**Stated task**
From the data that follows, copy every line holding the string "formulalar".

**Provided information**
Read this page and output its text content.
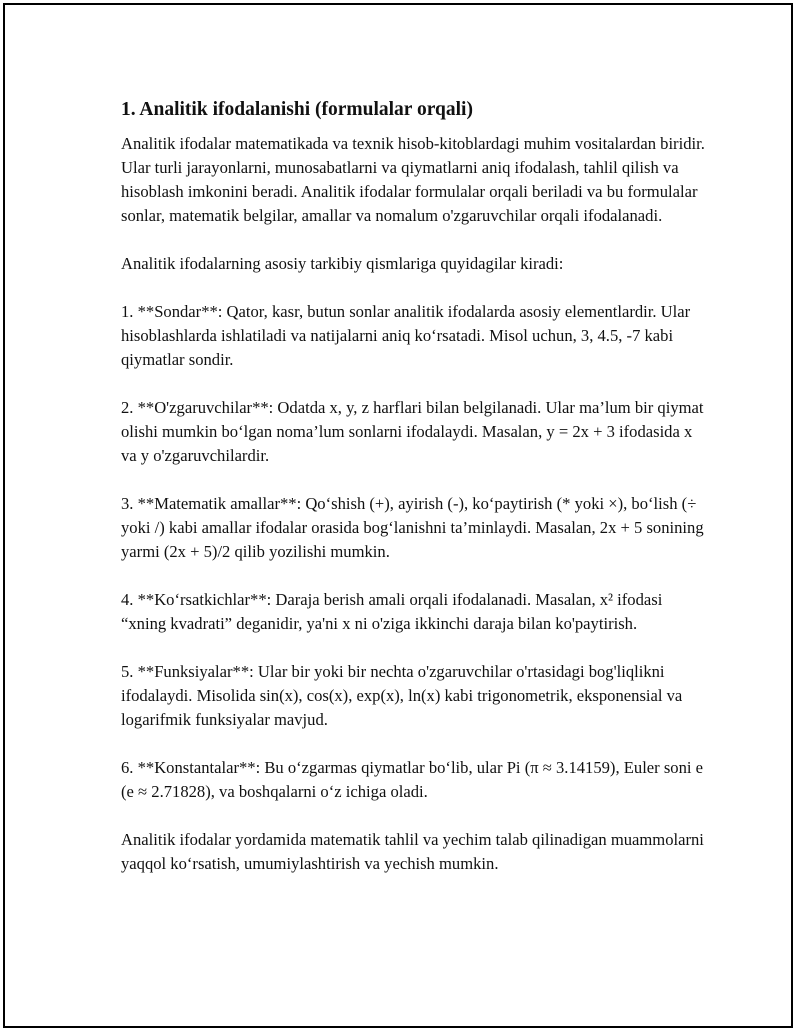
1. Analitik ifodalanishi (formulalar orqali)

Analitik ifodalar matematikada va texnik hisob-kitoblardagi muhim vositalardan biridir. Ular turli jarayonlarni, munosabatlarni va qiymatlarni aniq ifodalash, tahlil qilish va hisoblash imkonini beradi. Analitik ifodalar formulalar orqali beriladi va bu formulalar sonlar, matematik belgilar, amallar va nomalum o'zgaruvchilar orqali ifodalanadi.

Analitik ifodalarning asosiy tarkibiy qismlariga quyidagilar kiradi:

1. **Sondar**: Qator, kasr, butun sonlar analitik ifodalarda asosiy elementlardir. Ular hisoblashlarda ishlatiladi va natijalarni aniq ko‘rsatadi. Misol uchun, 3, 4.5, -7 kabi qiymatlar sondir.

2. **O'zgaruvchilar**: Odatda x, y, z harflari bilan belgilanadi. Ular ma’lum bir qiymat olishi mumkin bo‘lgan noma’lum sonlarni ifodalaydi. Masalan, y = 2x + 3 ifodasida x va y o'zgaruvchilardir.

3. **Matematik amallar**: Qo‘shish (+), ayirish (-), ko‘paytirish (* yoki ×), bo‘lish (÷ yoki /) kabi amallar ifodalar orasida bog‘lanishni ta’minlaydi. Masalan, 2x + 5 sonining yarmi (2x + 5)/2 qilib yozilishi mumkin.

4. **Ko‘rsatkichlar**: Daraja berish amali orqali ifodalanadi. Masalan, x² ifodasi “xning kvadrati” deganidir, ya'ni x ni o'ziga ikkinchi daraja bilan ko'paytirish.

5. **Funksiyalar**: Ular bir yoki bir nechta o'zgaruvchilar o'rtasidagi bog'liqlikni ifodalaydi. Misolida sin(x), cos(x), exp(x), ln(x) kabi trigonometrik, eksponensial va logarifmik funksiyalar mavjud.

6. **Konstantalar**: Bu o‘zgarmas qiymatlar bo‘lib, ular Pi (π ≈ 3.14159), Euler soni e (e ≈ 2.71828), va boshqalarni o‘z ichiga oladi.

Analitik ifodalar yordamida matematik tahlil va yechim talab qilinadigan muammolarni yaqqol ko‘rsatish, umumiylashtirish va yechish mumkin.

**Result**
1. Analitik ifodalanishi (formulalar orqali)
Analitik ifodalar matematikada va texnik hisob-kitoblardagi muhim vositalardan biridir. Ular turli jarayonlarni, munosabatlarni va qiymatlarni aniq ifodalash, tahlil qilish va hisoblash imkonini beradi. Analitik ifodalar formulalar orqali beriladi va bu formulalar sonlar, matematik belgilar, amallar va nomalum o'zgaruvchilar orqali ifodalanadi.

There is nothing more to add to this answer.